Brief: Transcribe the material in full, exactly as written.

■ ■ ■

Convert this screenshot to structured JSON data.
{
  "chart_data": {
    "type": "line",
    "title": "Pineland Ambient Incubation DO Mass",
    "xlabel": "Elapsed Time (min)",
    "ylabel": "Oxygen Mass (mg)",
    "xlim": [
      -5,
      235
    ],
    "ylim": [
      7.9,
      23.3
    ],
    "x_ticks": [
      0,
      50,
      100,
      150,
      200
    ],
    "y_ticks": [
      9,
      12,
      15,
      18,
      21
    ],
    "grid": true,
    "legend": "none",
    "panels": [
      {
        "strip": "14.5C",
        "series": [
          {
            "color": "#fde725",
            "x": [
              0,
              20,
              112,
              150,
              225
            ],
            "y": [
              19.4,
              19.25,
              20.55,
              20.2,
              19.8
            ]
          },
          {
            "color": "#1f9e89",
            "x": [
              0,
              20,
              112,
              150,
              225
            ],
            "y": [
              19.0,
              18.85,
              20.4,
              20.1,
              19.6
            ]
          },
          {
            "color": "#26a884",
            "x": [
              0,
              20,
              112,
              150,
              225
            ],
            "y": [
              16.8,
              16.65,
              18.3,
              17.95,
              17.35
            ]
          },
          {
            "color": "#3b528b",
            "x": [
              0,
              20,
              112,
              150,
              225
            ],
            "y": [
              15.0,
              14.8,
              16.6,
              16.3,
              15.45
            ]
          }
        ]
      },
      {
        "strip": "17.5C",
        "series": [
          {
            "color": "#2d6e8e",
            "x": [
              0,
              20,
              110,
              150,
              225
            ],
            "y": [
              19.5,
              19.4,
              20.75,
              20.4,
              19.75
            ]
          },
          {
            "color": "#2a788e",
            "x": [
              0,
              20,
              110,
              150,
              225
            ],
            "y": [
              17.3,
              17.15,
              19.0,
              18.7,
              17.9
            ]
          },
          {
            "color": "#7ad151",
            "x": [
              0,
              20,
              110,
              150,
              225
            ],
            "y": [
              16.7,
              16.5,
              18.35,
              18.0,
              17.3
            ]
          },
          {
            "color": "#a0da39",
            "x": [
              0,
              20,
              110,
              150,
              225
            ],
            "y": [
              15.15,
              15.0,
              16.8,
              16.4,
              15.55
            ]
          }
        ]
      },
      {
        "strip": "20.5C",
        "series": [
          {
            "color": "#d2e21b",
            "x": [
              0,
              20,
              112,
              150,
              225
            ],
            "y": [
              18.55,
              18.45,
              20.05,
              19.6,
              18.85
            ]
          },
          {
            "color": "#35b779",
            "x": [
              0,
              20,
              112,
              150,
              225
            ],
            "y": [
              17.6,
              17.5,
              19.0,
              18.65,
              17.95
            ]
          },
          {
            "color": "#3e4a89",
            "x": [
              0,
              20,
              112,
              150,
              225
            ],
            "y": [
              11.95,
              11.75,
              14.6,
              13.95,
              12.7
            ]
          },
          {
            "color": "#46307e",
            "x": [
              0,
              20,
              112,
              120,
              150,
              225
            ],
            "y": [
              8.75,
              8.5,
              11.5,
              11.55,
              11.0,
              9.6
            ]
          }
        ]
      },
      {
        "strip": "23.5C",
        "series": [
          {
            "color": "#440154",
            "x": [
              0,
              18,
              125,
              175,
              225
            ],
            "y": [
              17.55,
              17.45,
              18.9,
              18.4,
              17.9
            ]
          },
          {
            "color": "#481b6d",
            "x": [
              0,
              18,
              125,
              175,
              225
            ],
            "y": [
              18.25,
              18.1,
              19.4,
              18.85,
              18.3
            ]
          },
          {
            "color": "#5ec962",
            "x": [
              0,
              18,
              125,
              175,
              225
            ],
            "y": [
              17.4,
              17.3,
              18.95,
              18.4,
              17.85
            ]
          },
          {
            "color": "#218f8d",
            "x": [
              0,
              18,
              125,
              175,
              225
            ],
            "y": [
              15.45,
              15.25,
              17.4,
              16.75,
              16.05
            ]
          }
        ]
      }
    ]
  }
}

■ ■ ■

Answer to the exercise:
Convert this screenshot to structured JSON data.
{
  "chart_data": {
    "type": "line",
    "title": "Pineland Ambient Incubation DO Mass",
    "xlabel": "Elapsed Time (min)",
    "ylabel": "Oxygen Mass (mg)",
    "xlim": [
      -5,
      235
    ],
    "ylim": [
      7.9,
      23.3
    ],
    "x_ticks": [
      0,
      50,
      100,
      150,
      200
    ],
    "y_ticks": [
      9,
      12,
      15,
      18,
      21
    ],
    "grid": true,
    "legend": "none",
    "panels": [
      {
        "strip": "14.5C",
        "series": [
          {
            "color": "#fde725",
            "x": [
              0,
              20,
              112,
              150,
              225
            ],
            "y": [
              19.4,
              19.25,
              20.55,
              20.2,
              19.8
            ]
          },
          {
            "color": "#1f9e89",
            "x": [
              0,
              20,
              112,
              150,
              225
            ],
            "y": [
              19.0,
              18.85,
              20.4,
              20.1,
              19.6
            ]
          },
          {
            "color": "#26a884",
            "x": [
              0,
              20,
              112,
              150,
              225
            ],
            "y": [
              16.8,
              16.65,
              18.3,
              17.95,
              17.35
            ]
          },
          {
            "color": "#3b528b",
            "x": [
              0,
              20,
              112,
              150,
              225
            ],
            "y": [
              15.0,
              14.8,
              16.6,
              16.3,
              15.45
            ]
          }
        ]
      },
      {
        "strip": "17.5C",
        "series": [
          {
            "color": "#2d6e8e",
            "x": [
              0,
              20,
              110,
              150,
              225
            ],
            "y": [
              19.5,
              19.4,
              20.75,
              20.4,
              19.75
            ]
          },
          {
            "color": "#2a788e",
            "x": [
              0,
              20,
              110,
              150,
              225
            ],
            "y": [
              17.3,
              17.15,
              19.0,
              18.7,
              17.9
            ]
          },
          {
            "color": "#7ad151",
            "x": [
              0,
              20,
              110,
              150,
              225
            ],
            "y": [
              16.7,
              16.5,
              18.35,
              18.0,
              17.3
            ]
          },
          {
            "color": "#a0da39",
            "x": [
              0,
              20,
              110,
              150,
              225
            ],
            "y": [
              15.15,
              15.0,
              16.8,
              16.4,
              15.55
            ]
          }
        ]
      },
      {
        "strip": "20.5C",
        "series": [
          {
            "color": "#d2e21b",
            "x": [
              0,
              20,
              112,
              150,
              225
            ],
            "y": [
              18.55,
              18.45,
              20.05,
              19.6,
              18.85
            ]
          },
          {
            "color": "#35b779",
            "x": [
              0,
              20,
              112,
              150,
              225
            ],
            "y": [
              17.6,
              17.5,
              19.0,
              18.65,
              17.95
            ]
          },
          {
            "color": "#3e4a89",
            "x": [
              0,
              20,
              112,
              150,
              225
            ],
            "y": [
              11.95,
              11.75,
              14.6,
              13.95,
              12.7
            ]
          },
          {
            "color": "#46307e",
            "x": [
              0,
              20,
              112,
              120,
              150,
              225
            ],
            "y": [
              8.75,
              8.5,
              11.5,
              11.55,
              11.0,
              9.6
            ]
          }
        ]
      },
      {
        "strip": "23.5C",
        "series": [
          {
            "color": "#440154",
            "x": [
              0,
              18,
              125,
              175,
              225
            ],
            "y": [
              17.55,
              17.45,
              18.9,
              18.4,
              17.9
            ]
          },
          {
            "color": "#481b6d",
            "x": [
              0,
              18,
              125,
              175,
              225
            ],
            "y": [
              18.25,
              18.1,
              19.4,
              18.85,
              18.3
            ]
          },
          {
            "color": "#5ec962",
            "x": [
              0,
              18,
              125,
              175,
              225
            ],
            "y": [
              17.4,
              17.3,
              18.95,
              18.4,
              17.85
            ]
          },
          {
            "color": "#218f8d",
            "x": [
              0,
              18,
              125,
              175,
              225
            ],
            "y": [
              15.45,
              15.25,
              17.4,
              16.75,
              16.05
            ]
          }
        ]
      }
    ]
  }
}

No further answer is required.